## SECTION DU DOCUMENT
-- -- --

Si beaucoup de ces communautés restent dans les limites du raisonnable, certaines, comme « Les Eveillés enragés » (29 500 membres) ou « Les Singes » (90 000 membres), sont devenues des lieux où le cyberharcèlement sexiste prospère, comme le rapporte Le Monde Pixels.

Les communautés sur X.com sont des espaces qui amplifient la portée du harcèlement sexiste

Les « Eveillés enragés » partagent et commentent chaque semaine des photos de femmes sans leur consentement. Les membres y évaluent leur physique, débattent de leur nombre de partenaires sexuels et les qualifient ou non de « p[*]tes ». Un simple tweet citant la photo de Solène, qui se confie auprès de nos collègues du Monde Pixels, a cumulé 67 000 vues et plus de 1 000 « j'aime » en moins d'une journée. La jeune étudiante a reçu des dizaines de messages qu'elle décrit comme « dégradants, sexualisants et irrespectueux ». « C'est la quatrième fois que ça m'arrive depuis novembre. J'ai peur de croiser mes harceleurs dans la rue », craint-elle.

Des personnalités publiques subissent le même sort. L'influenceuse Too Much Lucile a qualifié cette communauté de « détraqués » après la diffusion d'une photo d'elle dénudée sans son accord, comme vous pouvez le voir dans une vidéo publiée sur son compte TikTok.

La youtubeuse Chloé Gervais, les streameuses Aloonea et KLR sont également ciblées. Un modérateur des « Eveillés enragés » a lui-même partagé une vidéo de l'influenceuse Léna Situations en soirée avec son meilleur ami, remettant en question sa relation avec le youtubeur Seb la Frite. Cette publication a atteint plus de 3 millions de vues.

Laure Salmona, directrice du collectif Féministes contre le cyberharcèlement, explique que ces espaces fonctionnent comme des « chambres d'écho où les membres partagent leurs frustrations en les dirigeant contre les femmes ». L'anonymat des comptes favorise un « processus de déresponsabilisation » selon elle. Ces pratiques sont pourtant interdites par la loi française, qui punit le cyberharcèlement de deux ans de prison et 75 000 euros d'amende si la victime est mineure.

-- -- --

## EXTRAIT DE DONNÉES
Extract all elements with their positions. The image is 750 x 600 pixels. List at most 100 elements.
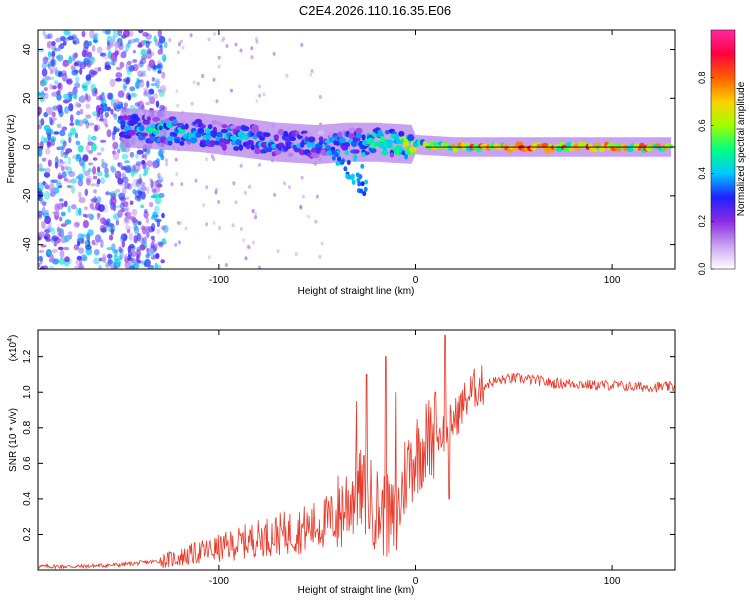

-- -- --

## À FAIRE
a – Selon le texte sur le cyberharcèlement sexiste sur X.com, combien de vues a atteint la vidéo de Léna Situations partagée par un modérateur des « Eveillés enragés » ?
b – Reprenez le texte sur le cyberharcèlement sexiste sur X.com après sa dernière phrase.

## RÉSULTATS DES TÂCHES
a – Plus de 3 millions de vues.

b –
Si vous pensez être victime d'un acte de cyberharcèlement, n'hésitez pas à vous rendre sur 17Cyber - © Alexandre Boero / Clubic
Si vous pensez être victime d'un acte de cyberharcèlement, n'hésitez pas à vous rendre sur 17Cyber - © Alexandre Boero / Clubic

Les utilisatrices n'ont plus de moyens efficaces pour se protéger

Les victimes se retrouvent démunies devant la propagation massive de ces comportements. Marie, utilisatrice harcelée sur la communauté « Les Singes », témoigne : « Dès qu'une femme publie sur la communauté, on reçoit des insultes par message, on nous demande notre 'bodycount' ou on nous signale. » Cette situation s'est aggravée depuis octobre 2024, quand Elon Musk a modifié la fonction « bloquer » de X. Les harceleurs ne peuvent plus parler directement à leur victime, mais peuvent toujours voir leurs contenus.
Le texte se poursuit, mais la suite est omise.